#### Provided data:
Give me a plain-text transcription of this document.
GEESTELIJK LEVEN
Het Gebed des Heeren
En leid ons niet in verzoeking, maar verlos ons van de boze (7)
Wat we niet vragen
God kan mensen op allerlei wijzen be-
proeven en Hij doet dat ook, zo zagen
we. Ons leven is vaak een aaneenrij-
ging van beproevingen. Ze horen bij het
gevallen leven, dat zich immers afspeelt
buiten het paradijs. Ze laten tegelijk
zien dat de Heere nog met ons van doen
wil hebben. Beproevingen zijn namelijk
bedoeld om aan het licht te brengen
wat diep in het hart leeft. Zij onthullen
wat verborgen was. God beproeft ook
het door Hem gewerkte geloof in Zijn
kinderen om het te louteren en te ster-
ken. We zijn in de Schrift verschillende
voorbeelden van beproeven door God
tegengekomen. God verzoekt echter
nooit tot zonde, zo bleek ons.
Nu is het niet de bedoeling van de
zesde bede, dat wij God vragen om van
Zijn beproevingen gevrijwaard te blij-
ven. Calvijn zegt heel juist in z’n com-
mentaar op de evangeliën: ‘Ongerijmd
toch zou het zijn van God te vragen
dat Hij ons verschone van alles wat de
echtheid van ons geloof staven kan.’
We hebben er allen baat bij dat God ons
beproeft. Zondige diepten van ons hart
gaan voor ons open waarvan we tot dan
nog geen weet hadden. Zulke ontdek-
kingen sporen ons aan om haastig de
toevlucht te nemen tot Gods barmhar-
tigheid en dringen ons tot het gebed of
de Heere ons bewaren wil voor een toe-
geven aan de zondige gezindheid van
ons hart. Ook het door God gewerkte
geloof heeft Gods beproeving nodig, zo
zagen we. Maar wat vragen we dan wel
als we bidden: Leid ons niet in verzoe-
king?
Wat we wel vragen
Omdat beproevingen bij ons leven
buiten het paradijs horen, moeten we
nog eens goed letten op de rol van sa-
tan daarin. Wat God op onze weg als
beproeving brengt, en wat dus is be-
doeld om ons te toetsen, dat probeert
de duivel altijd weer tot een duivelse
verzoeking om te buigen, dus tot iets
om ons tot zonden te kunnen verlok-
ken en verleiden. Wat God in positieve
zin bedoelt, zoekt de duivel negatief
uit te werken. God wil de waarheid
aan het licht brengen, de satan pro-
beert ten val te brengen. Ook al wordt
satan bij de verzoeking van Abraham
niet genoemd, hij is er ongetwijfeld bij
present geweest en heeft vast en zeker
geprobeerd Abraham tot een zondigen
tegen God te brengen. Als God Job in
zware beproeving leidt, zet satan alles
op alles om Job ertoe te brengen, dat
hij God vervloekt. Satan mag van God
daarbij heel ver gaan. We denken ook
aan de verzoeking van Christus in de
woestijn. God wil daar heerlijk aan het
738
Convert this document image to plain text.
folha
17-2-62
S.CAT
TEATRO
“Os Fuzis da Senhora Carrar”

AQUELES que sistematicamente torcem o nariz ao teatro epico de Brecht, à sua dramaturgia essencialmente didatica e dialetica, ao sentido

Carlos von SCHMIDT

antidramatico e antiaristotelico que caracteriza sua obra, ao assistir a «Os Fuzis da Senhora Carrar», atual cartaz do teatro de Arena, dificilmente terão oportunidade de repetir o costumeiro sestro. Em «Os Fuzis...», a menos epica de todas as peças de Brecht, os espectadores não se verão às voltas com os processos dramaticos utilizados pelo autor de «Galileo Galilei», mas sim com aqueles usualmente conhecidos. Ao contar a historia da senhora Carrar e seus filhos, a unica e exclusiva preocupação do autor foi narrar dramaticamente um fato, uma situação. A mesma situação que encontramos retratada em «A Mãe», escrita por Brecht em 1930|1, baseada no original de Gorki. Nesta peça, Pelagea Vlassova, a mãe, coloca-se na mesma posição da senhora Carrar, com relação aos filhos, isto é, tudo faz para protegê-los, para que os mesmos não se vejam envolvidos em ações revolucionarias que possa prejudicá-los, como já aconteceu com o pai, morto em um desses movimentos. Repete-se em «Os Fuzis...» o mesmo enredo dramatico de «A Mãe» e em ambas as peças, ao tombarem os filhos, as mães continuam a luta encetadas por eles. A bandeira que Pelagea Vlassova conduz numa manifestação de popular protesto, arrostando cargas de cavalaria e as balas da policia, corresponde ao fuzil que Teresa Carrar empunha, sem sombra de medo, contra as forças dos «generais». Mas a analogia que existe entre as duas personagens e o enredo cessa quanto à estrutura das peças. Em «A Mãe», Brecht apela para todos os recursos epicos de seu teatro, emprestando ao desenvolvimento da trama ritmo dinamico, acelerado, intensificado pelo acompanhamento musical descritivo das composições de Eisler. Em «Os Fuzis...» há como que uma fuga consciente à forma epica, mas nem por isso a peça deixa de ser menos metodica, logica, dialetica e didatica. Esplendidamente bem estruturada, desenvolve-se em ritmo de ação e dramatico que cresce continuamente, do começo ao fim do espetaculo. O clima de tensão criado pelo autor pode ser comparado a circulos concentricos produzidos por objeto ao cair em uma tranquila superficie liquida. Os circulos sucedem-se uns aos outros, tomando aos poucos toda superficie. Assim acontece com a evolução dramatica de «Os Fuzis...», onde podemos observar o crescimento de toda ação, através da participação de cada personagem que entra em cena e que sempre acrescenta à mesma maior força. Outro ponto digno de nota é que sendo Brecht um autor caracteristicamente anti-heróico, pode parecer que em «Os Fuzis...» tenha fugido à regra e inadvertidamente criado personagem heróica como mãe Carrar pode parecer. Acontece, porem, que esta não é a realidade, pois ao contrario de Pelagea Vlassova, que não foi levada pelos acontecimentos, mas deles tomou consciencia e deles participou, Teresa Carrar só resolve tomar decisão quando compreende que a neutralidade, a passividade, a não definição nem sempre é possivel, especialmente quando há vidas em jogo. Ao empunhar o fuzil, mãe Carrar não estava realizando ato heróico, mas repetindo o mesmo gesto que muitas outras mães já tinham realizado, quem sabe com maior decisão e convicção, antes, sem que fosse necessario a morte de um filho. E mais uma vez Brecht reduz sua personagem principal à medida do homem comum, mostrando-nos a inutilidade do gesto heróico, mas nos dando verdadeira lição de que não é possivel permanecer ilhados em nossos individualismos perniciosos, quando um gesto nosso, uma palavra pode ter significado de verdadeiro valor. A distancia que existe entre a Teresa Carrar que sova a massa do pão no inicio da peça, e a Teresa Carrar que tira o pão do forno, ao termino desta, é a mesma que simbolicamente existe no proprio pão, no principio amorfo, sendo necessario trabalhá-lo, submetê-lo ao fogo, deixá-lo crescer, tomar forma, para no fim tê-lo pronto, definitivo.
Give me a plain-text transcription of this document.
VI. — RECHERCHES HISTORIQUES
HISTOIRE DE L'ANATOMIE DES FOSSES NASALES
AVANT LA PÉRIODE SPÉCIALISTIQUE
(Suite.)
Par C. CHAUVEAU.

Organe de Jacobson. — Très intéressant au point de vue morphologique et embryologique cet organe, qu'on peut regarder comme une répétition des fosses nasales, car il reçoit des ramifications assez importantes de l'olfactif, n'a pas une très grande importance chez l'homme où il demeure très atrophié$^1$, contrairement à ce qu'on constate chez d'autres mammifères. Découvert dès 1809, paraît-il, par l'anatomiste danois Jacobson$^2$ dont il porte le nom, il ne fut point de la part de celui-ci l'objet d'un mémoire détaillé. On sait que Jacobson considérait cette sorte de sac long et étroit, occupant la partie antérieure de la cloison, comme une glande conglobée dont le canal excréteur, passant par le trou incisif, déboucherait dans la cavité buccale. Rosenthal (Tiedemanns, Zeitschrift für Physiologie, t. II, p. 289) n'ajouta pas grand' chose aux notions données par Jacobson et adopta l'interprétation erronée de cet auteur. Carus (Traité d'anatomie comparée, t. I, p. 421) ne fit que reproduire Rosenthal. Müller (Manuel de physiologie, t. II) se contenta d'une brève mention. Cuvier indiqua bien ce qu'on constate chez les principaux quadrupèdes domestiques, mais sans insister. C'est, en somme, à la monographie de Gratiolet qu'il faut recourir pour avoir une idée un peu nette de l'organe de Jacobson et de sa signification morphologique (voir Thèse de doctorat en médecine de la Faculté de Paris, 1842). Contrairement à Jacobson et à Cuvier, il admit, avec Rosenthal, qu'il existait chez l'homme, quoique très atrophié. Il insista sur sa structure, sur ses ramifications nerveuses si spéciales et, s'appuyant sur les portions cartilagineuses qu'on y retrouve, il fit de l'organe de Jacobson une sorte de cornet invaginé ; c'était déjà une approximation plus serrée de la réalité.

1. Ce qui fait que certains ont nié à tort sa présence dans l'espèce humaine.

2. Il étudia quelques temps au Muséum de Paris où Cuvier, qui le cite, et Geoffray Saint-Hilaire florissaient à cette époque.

#### Required work:
Pull out every line of the records that includes the string "hebben".

#### Solution:
wil hebben. Beproevingen zijn namelijk
We hebben er allen baat bij dat God ons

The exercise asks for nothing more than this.